Give the records back in full, exactly as they read.

Collection entries
— Begin —
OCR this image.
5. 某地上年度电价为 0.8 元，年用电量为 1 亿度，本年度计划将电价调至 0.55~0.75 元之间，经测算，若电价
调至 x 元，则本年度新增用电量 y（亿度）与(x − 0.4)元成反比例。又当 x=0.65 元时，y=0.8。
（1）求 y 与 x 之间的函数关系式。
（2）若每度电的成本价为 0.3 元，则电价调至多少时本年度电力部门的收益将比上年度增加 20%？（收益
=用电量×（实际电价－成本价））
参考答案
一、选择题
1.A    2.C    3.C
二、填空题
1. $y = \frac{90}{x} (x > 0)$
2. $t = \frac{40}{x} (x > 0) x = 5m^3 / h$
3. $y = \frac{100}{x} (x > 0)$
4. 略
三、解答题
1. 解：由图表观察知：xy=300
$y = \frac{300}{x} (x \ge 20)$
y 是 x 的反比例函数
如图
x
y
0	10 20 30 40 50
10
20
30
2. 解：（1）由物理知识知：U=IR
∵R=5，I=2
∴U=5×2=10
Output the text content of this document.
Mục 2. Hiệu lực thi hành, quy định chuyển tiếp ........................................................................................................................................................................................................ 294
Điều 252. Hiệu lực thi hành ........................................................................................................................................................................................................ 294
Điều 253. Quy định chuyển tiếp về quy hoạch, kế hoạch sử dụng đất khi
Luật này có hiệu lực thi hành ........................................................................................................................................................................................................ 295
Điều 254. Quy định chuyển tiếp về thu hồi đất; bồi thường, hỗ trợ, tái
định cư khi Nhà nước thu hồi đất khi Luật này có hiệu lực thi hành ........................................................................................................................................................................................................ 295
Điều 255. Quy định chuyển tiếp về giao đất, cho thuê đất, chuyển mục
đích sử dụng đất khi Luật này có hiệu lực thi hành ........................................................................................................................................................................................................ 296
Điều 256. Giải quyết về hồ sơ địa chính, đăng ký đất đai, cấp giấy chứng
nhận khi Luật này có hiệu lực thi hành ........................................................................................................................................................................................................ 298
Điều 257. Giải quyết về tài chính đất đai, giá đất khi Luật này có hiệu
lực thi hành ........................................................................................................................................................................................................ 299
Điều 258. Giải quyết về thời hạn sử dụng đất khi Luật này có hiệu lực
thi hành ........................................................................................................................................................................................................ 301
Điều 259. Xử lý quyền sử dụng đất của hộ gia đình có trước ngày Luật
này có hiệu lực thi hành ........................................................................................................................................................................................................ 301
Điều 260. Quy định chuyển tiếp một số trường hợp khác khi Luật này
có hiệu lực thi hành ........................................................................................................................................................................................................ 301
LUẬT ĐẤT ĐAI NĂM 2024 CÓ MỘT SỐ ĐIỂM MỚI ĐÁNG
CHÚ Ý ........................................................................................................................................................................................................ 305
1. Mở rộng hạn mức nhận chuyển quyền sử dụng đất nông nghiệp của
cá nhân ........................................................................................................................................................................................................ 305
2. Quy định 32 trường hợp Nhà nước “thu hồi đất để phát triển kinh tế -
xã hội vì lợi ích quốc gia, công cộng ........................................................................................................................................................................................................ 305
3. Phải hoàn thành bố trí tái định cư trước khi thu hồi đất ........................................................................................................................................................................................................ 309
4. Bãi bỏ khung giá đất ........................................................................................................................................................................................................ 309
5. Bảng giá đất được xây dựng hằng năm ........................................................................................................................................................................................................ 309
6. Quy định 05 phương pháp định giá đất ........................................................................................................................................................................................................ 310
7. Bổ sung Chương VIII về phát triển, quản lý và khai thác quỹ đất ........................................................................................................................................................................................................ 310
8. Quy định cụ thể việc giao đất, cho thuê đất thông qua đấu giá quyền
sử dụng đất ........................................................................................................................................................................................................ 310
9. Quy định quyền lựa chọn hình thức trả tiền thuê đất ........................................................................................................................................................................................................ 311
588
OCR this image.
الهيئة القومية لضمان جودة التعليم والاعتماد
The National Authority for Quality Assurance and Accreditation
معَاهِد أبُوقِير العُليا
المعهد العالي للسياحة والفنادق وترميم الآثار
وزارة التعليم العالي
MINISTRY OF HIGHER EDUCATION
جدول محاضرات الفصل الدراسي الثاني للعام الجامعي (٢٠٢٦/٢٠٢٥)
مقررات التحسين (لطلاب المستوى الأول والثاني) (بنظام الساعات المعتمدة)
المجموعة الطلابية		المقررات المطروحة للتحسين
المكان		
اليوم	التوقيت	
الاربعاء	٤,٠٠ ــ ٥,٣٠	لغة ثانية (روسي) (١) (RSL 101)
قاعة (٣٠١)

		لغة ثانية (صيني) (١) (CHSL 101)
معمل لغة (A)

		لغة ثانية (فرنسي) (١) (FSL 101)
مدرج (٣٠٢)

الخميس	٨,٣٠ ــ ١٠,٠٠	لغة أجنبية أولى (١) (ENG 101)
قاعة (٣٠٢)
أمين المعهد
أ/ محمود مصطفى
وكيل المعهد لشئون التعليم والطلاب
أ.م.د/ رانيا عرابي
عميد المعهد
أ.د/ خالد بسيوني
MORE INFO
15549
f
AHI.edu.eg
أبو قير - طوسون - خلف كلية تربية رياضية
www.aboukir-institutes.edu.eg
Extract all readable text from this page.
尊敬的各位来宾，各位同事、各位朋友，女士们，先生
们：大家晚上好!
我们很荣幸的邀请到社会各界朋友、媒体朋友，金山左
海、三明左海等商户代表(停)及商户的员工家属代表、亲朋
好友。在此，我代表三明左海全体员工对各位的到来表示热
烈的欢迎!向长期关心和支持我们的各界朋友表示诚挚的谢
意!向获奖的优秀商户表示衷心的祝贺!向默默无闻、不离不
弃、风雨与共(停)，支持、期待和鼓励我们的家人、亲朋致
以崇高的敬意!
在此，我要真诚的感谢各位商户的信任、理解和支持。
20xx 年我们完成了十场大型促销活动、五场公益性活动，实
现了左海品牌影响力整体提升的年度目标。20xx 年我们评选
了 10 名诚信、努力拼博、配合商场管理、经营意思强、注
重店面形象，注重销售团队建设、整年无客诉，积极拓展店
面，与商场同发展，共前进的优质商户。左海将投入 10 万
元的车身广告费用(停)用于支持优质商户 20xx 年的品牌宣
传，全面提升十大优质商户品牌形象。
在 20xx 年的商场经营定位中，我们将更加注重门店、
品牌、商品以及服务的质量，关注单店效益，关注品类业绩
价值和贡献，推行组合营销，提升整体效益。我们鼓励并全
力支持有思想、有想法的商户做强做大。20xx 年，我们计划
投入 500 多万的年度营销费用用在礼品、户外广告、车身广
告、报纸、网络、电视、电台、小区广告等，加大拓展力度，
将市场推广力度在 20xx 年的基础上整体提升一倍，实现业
— End —
— Task result —
OCR this image.
5. 某地上年度电价为 0.8 元，年用电量为 1 亿度，本年度计划将电价调至 0.55~0.75 元之间，经测算，若电价
调至 x 元，则本年度新增用电量 y（亿度）与(x − 0.4)元成反比例。又当 x=0.65 元时，y=0.8。
（1）求 y 与 x 之间的函数关系式。
（2）若每度电的成本价为 0.3 元，则电价调至多少时本年度电力部门的收益将比上年度增加 20%？（收益
=用电量×（实际电价－成本价））
参考答案
一、选择题
1.A    2.C    3.C
二、填空题
1. $y = \frac{90}{x} (x > 0)$
2. $t = \frac{40}{x} (x > 0) x = 5m^3 / h$
3. $y = \frac{100}{x} (x > 0)$
4. 略
三、解答题
1. 解：由图表观察知：xy=300
$y = \frac{300}{x} (x \ge 20)$
y 是 x 的反比例函数
如图
x
y
0	10 20 30 40 50
10
20
30
2. 解：（1）由物理知识知：U=IR
∵R=5，I=2
∴U=5×2=10
Output the text content of this document.
Mục 2. Hiệu lực thi hành, quy định chuyển tiếp ........................................................................................................................................................................................................ 294
Điều 252. Hiệu lực thi hành ........................................................................................................................................................................................................ 294
Điều 253. Quy định chuyển tiếp về quy hoạch, kế hoạch sử dụng đất khi
Luật này có hiệu lực thi hành ........................................................................................................................................................................................................ 295
Điều 254. Quy định chuyển tiếp về thu hồi đất; bồi thường, hỗ trợ, tái
định cư khi Nhà nước thu hồi đất khi Luật này có hiệu lực thi hành ........................................................................................................................................................................................................ 295
Điều 255. Quy định chuyển tiếp về giao đất, cho thuê đất, chuyển mục
đích sử dụng đất khi Luật này có hiệu lực thi hành ........................................................................................................................................................................................................ 296
Điều 256. Giải quyết về hồ sơ địa chính, đăng ký đất đai, cấp giấy chứng
nhận khi Luật này có hiệu lực thi hành ........................................................................................................................................................................................................ 298
Điều 257. Giải quyết về tài chính đất đai, giá đất khi Luật này có hiệu
lực thi hành ........................................................................................................................................................................................................ 299
Điều 258. Giải quyết về thời hạn sử dụng đất khi Luật này có hiệu lực
thi hành ........................................................................................................................................................................................................ 301
Điều 259. Xử lý quyền sử dụng đất của hộ gia đình có trước ngày Luật
này có hiệu lực thi hành ........................................................................................................................................................................................................ 301
Điều 260. Quy định chuyển tiếp một số trường hợp khác khi Luật này
có hiệu lực thi hành ........................................................................................................................................................................................................ 301
LUẬT ĐẤT ĐAI NĂM 2024 CÓ MỘT SỐ ĐIỂM MỚI ĐÁNG
CHÚ Ý ........................................................................................................................................................................................................ 305
1. Mở rộng hạn mức nhận chuyển quyền sử dụng đất nông nghiệp của
cá nhân ........................................................................................................................................................................................................ 305
2. Quy định 32 trường hợp Nhà nước “thu hồi đất để phát triển kinh tế -
xã hội vì lợi ích quốc gia, công cộng ........................................................................................................................................................................................................ 305
3. Phải hoàn thành bố trí tái định cư trước khi thu hồi đất ........................................................................................................................................................................................................ 309
4. Bãi bỏ khung giá đất ........................................................................................................................................................................................................ 309
5. Bảng giá đất được xây dựng hằng năm ........................................................................................................................................................................................................ 309
6. Quy định 05 phương pháp định giá đất ........................................................................................................................................................................................................ 310
7. Bổ sung Chương VIII về phát triển, quản lý và khai thác quỹ đất ........................................................................................................................................................................................................ 310
8. Quy định cụ thể việc giao đất, cho thuê đất thông qua đấu giá quyền
sử dụng đất ........................................................................................................................................................................................................ 310
9. Quy định quyền lựa chọn hình thức trả tiền thuê đất ........................................................................................................................................................................................................ 311
588
OCR this image.
الهيئة القومية لضمان جودة التعليم والاعتماد
The National Authority for Quality Assurance and Accreditation
معَاهِد أبُوقِير العُليا
المعهد العالي للسياحة والفنادق وترميم الآثار
وزارة التعليم العالي
MINISTRY OF HIGHER EDUCATION
جدول محاضرات الفصل الدراسي الثاني للعام الجامعي (٢٠٢٦/٢٠٢٥)
مقررات التحسين (لطلاب المستوى الأول والثاني) (بنظام الساعات المعتمدة)
المجموعة الطلابية		المقررات المطروحة للتحسين
المكان		
اليوم	التوقيت	
الاربعاء	٤,٠٠ ــ ٥,٣٠	لغة ثانية (روسي) (١) (RSL 101)
قاعة (٣٠١)

		لغة ثانية (صيني) (١) (CHSL 101)
معمل لغة (A)

		لغة ثانية (فرنسي) (١) (FSL 101)
مدرج (٣٠٢)

الخميس	٨,٣٠ ــ ١٠,٠٠	لغة أجنبية أولى (١) (ENG 101)
قاعة (٣٠٢)
أمين المعهد
أ/ محمود مصطفى
وكيل المعهد لشئون التعليم والطلاب
أ.م.د/ رانيا عرابي
عميد المعهد
أ.د/ خالد بسيوني
MORE INFO
15549
f
AHI.edu.eg
أبو قير - طوسون - خلف كلية تربية رياضية
www.aboukir-institutes.edu.eg
Extract all readable text from this page.
尊敬的各位来宾，各位同事、各位朋友，女士们，先生
们：大家晚上好!
我们很荣幸的邀请到社会各界朋友、媒体朋友，金山左
海、三明左海等商户代表(停)及商户的员工家属代表、亲朋
好友。在此，我代表三明左海全体员工对各位的到来表示热
烈的欢迎!向长期关心和支持我们的各界朋友表示诚挚的谢
意!向获奖的优秀商户表示衷心的祝贺!向默默无闻、不离不
弃、风雨与共(停)，支持、期待和鼓励我们的家人、亲朋致
以崇高的敬意!
在此，我要真诚的感谢各位商户的信任、理解和支持。
20xx 年我们完成了十场大型促销活动、五场公益性活动，实
现了左海品牌影响力整体提升的年度目标。20xx 年我们评选
了 10 名诚信、努力拼博、配合商场管理、经营意思强、注
重店面形象，注重销售团队建设、整年无客诉，积极拓展店
面，与商场同发展，共前进的优质商户。左海将投入 10 万
元的车身广告费用(停)用于支持优质商户 20xx 年的品牌宣
传，全面提升十大优质商户品牌形象。
在 20xx 年的商场经营定位中，我们将更加注重门店、
品牌、商品以及服务的质量，关注单店效益，关注品类业绩
价值和贡献，推行组合营销，提升整体效益。我们鼓励并全
力支持有思想、有想法的商户做强做大。20xx 年，我们计划
投入 500 多万的年度营销费用用在礼品、户外广告、车身广
告、报纸、网络、电视、电台、小区广告等，加大拓展力度，
将市场推广力度在 20xx 年的基础上整体提升一倍，实现业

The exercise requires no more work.